Start Given records
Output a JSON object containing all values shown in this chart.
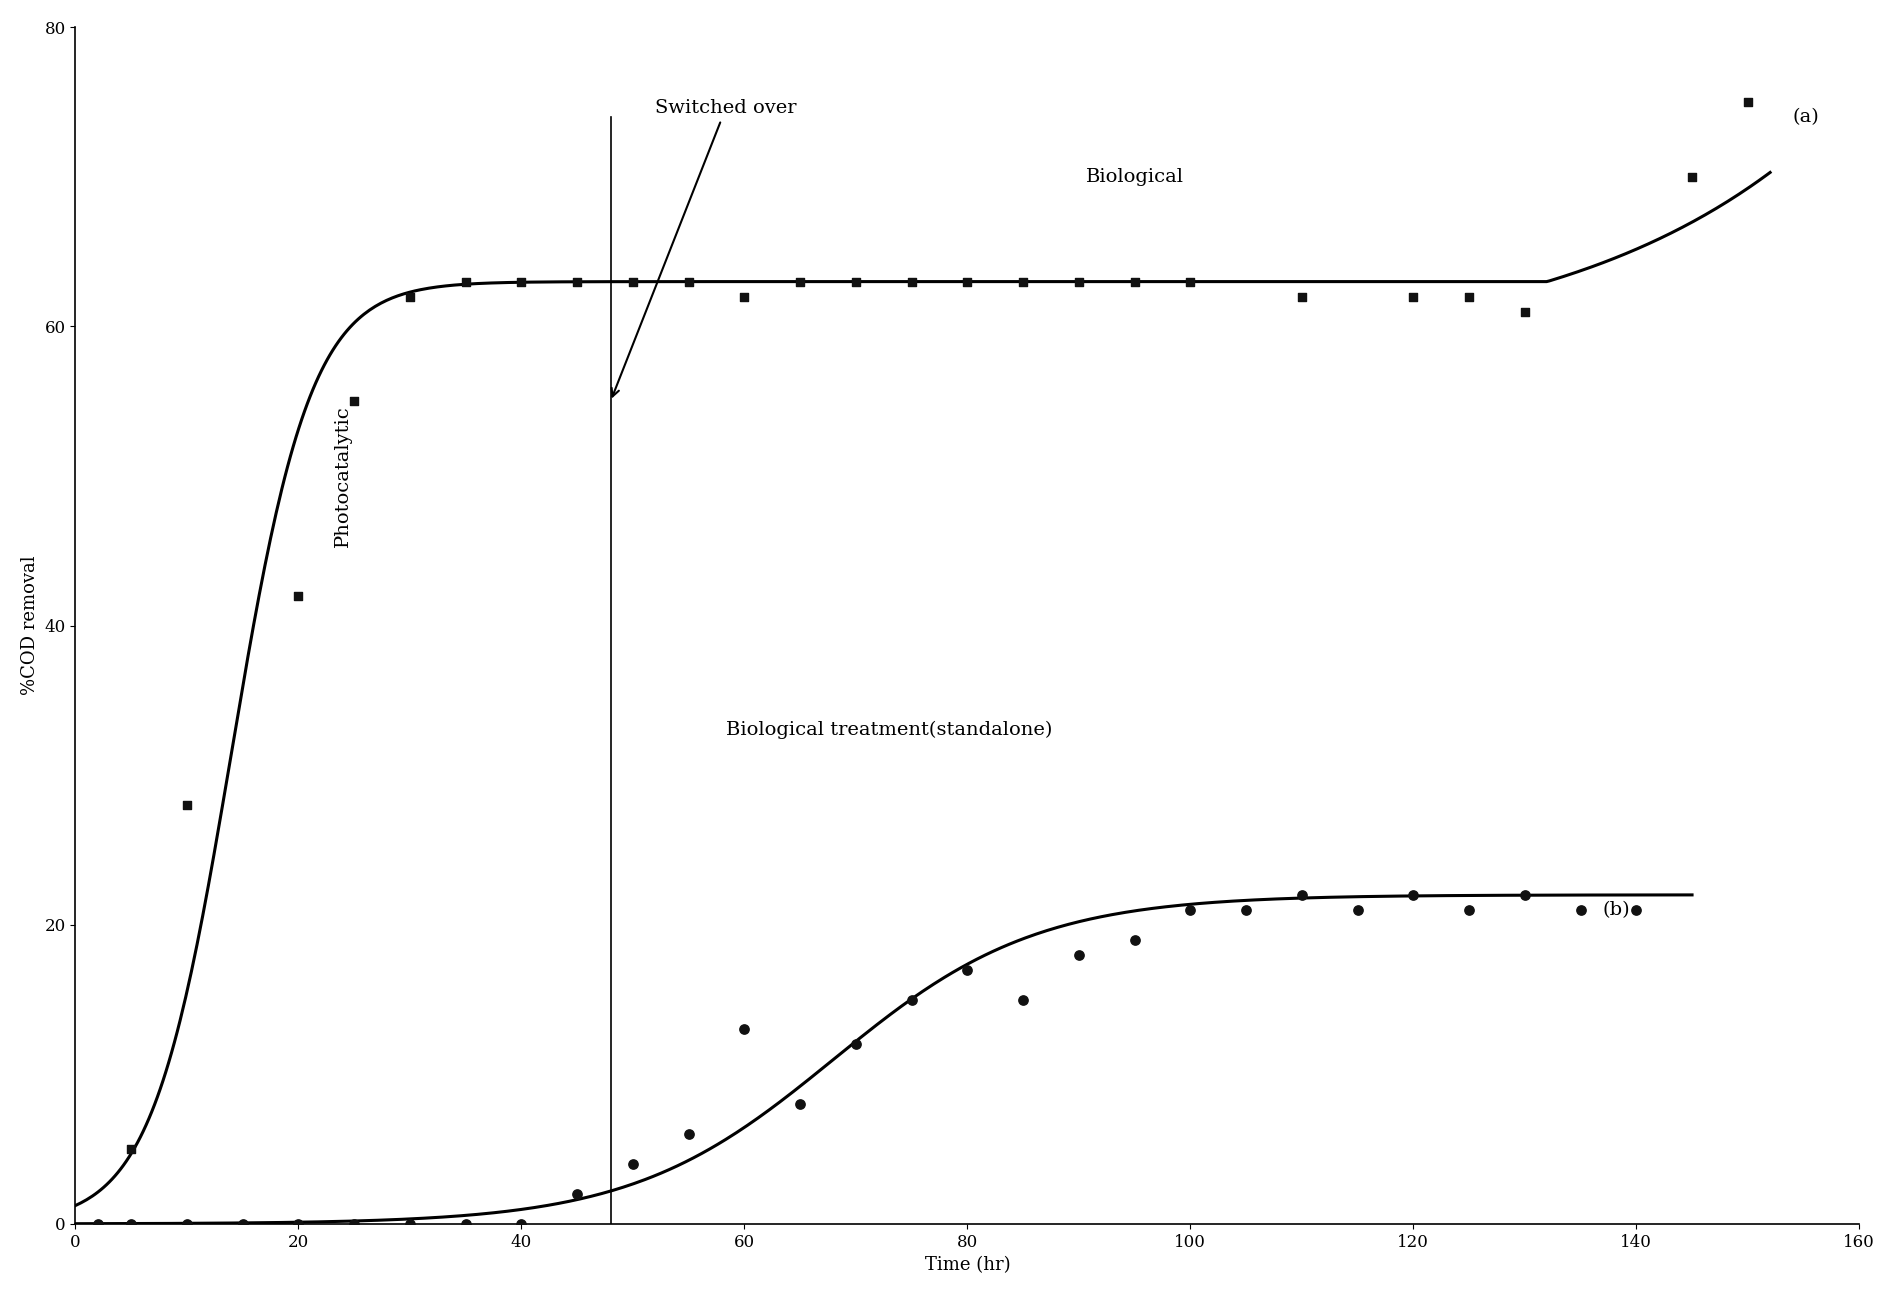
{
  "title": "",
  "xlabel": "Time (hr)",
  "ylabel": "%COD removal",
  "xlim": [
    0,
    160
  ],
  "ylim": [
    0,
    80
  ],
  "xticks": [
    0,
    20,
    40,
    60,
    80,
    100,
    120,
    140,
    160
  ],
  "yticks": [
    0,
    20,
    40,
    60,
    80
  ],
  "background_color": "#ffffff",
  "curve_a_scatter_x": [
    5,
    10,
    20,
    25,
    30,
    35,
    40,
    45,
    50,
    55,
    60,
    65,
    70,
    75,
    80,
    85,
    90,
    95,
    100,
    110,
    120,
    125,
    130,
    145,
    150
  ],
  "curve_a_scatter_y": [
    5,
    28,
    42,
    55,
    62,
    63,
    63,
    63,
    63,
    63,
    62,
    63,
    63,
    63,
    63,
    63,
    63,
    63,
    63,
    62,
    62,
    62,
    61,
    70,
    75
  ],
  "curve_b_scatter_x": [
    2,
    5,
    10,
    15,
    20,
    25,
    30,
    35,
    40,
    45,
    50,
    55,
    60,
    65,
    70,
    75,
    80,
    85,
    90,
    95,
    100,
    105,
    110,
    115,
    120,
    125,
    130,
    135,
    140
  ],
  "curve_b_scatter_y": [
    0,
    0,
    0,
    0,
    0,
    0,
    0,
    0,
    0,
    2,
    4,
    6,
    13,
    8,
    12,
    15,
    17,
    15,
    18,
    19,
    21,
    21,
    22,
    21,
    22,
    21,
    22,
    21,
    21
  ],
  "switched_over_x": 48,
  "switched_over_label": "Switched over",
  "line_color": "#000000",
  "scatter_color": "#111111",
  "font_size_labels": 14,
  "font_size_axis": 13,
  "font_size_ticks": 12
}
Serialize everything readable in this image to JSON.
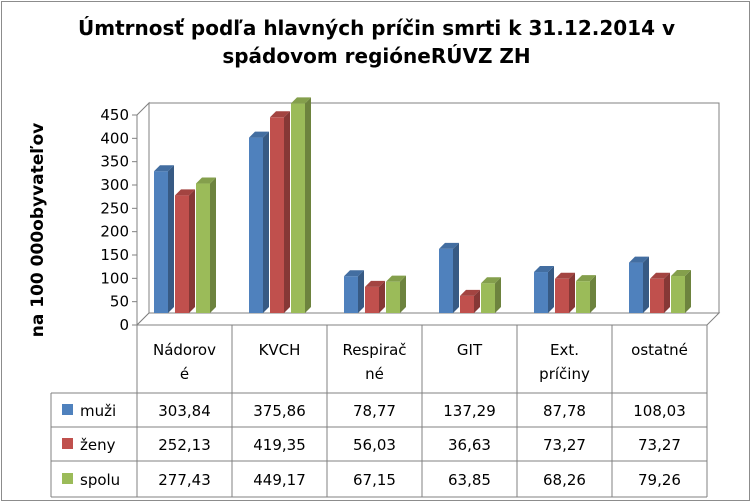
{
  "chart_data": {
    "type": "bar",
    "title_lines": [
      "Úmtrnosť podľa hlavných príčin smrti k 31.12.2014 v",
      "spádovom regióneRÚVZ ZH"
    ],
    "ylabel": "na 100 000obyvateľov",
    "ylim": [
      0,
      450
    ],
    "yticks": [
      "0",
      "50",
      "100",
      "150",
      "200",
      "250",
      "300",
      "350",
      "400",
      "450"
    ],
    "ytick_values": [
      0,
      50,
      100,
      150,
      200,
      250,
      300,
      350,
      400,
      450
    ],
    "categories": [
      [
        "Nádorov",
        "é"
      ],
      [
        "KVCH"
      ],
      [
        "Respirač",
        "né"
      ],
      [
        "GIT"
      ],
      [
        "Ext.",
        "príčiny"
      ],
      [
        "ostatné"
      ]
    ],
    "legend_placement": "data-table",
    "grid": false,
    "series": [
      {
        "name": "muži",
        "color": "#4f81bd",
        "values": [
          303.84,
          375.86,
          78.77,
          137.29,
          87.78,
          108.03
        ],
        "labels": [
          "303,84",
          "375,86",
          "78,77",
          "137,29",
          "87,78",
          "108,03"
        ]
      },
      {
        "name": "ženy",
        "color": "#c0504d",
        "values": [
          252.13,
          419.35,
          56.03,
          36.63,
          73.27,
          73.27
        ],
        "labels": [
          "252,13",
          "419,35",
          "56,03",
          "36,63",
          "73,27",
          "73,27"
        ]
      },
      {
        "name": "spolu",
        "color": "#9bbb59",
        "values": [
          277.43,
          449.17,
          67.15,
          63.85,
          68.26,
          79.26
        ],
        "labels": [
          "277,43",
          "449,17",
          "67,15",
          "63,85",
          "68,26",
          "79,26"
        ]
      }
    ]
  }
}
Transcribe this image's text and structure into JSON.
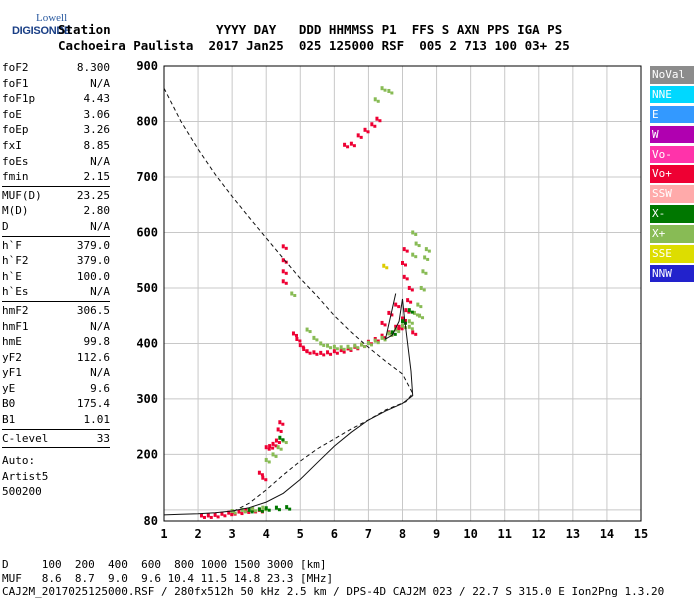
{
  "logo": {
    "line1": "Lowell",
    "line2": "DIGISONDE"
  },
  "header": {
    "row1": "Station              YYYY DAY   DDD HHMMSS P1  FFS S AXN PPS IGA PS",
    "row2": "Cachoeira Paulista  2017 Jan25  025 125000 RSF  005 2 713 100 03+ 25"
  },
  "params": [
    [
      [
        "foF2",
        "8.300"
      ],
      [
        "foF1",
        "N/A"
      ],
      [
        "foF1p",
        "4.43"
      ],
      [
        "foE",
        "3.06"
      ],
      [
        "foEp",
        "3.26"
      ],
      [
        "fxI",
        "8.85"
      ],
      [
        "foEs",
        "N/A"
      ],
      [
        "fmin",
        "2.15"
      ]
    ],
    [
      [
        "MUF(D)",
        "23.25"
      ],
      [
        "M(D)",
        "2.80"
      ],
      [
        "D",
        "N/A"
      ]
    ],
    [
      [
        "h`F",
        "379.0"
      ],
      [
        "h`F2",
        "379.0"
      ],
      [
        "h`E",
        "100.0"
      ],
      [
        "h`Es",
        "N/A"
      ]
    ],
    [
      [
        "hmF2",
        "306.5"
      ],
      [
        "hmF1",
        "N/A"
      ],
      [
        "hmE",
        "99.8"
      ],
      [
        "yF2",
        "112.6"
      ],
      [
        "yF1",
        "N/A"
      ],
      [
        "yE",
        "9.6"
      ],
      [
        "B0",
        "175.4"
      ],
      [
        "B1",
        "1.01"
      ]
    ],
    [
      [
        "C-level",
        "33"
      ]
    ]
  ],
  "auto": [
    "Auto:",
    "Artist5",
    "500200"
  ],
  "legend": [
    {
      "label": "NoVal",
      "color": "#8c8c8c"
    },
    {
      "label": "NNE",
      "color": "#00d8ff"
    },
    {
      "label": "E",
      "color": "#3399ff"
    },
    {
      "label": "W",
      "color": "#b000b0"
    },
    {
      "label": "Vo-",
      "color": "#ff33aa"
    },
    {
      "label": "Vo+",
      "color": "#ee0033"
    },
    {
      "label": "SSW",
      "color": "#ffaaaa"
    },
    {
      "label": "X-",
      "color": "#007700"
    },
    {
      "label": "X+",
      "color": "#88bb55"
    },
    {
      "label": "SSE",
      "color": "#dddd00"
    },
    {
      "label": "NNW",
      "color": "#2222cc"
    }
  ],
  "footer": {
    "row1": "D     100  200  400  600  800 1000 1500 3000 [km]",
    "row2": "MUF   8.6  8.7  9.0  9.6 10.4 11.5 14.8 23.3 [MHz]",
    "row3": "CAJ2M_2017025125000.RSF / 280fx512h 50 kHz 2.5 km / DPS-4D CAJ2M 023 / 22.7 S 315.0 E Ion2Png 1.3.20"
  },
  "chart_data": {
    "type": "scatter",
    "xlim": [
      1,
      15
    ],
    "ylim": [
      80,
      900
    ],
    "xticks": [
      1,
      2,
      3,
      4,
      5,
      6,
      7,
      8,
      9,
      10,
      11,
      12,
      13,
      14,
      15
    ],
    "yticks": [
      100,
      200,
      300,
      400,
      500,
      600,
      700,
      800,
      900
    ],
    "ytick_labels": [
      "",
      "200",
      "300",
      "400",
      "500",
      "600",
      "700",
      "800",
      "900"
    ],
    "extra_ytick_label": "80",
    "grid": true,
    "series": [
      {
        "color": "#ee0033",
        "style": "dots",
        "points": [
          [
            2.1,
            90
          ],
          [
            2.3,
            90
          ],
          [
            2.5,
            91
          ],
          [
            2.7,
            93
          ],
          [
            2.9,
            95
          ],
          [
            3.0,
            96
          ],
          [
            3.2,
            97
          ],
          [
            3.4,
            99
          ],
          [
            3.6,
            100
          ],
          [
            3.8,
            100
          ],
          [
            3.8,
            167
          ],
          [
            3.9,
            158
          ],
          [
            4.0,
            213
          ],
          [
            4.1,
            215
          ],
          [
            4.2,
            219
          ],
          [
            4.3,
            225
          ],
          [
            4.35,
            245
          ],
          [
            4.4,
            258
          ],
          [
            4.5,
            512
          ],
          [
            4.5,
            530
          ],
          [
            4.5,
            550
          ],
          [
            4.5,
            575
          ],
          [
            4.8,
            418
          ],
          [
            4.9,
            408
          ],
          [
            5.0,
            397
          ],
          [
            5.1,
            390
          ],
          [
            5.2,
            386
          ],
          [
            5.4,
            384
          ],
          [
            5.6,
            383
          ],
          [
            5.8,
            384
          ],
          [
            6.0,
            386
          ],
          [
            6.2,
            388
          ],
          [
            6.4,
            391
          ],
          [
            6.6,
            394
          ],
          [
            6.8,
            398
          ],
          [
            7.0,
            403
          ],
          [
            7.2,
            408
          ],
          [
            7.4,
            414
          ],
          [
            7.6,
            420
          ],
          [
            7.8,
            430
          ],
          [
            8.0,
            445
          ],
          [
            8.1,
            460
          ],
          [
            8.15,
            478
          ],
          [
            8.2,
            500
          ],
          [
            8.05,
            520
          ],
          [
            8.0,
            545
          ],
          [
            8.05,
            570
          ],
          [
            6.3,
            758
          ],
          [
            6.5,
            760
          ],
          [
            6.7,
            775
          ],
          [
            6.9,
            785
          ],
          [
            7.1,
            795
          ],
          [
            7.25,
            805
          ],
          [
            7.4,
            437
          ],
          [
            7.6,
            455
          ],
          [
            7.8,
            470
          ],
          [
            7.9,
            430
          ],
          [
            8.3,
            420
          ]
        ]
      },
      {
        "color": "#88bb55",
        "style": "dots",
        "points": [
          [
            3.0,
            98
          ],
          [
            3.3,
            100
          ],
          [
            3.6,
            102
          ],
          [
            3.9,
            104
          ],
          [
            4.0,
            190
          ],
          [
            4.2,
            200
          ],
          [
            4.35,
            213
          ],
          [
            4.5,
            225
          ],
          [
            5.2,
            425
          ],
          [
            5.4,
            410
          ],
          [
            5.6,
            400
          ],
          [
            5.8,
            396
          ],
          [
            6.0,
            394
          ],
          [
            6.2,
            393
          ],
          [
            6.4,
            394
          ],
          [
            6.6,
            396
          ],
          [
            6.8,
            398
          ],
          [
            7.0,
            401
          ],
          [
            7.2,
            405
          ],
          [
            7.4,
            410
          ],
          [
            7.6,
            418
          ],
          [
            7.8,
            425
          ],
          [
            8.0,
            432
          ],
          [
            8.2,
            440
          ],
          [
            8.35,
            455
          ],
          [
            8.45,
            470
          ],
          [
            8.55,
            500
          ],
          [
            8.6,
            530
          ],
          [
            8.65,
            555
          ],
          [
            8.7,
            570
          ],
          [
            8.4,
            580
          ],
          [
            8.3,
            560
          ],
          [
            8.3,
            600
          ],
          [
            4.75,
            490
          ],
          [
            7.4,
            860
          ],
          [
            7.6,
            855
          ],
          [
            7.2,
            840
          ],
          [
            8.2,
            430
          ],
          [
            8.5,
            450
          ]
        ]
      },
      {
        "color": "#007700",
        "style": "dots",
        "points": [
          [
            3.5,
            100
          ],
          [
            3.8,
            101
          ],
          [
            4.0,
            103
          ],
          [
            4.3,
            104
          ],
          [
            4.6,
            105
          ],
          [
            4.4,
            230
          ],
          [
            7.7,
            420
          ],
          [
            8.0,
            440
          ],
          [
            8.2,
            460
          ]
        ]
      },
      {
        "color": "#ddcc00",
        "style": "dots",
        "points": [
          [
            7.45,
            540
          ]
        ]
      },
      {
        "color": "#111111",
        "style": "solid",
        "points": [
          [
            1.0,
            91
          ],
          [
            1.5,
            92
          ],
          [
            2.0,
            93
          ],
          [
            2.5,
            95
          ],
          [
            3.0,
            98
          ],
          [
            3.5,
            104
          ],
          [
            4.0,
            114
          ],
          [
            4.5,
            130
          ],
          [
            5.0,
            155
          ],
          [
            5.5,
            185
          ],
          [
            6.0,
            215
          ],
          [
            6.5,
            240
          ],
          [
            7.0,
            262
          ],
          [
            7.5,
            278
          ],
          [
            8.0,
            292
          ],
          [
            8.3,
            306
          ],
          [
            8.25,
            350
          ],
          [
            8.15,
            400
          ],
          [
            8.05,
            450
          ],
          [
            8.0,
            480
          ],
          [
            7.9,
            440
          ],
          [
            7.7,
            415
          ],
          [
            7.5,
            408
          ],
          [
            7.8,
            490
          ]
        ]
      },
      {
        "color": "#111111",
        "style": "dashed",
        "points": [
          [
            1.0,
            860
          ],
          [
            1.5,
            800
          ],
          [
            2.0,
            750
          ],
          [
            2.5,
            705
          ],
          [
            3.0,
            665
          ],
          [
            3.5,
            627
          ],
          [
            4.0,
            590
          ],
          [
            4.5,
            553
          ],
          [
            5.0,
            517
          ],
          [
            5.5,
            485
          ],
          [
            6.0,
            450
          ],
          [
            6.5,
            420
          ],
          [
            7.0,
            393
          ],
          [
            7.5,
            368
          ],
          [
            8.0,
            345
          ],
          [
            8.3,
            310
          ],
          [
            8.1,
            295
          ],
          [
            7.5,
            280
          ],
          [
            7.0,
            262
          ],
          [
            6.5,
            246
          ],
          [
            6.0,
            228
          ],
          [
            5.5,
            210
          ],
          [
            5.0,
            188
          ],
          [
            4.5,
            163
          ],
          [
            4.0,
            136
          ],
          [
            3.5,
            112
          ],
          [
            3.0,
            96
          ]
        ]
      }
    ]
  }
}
End Given records
Given instruction | Which lines of the data include "ylabel"? Copy each of them.

Response to the task |
  "ylabel": "%COD removal",
    "ylabel": "na 100 000obyvateľov",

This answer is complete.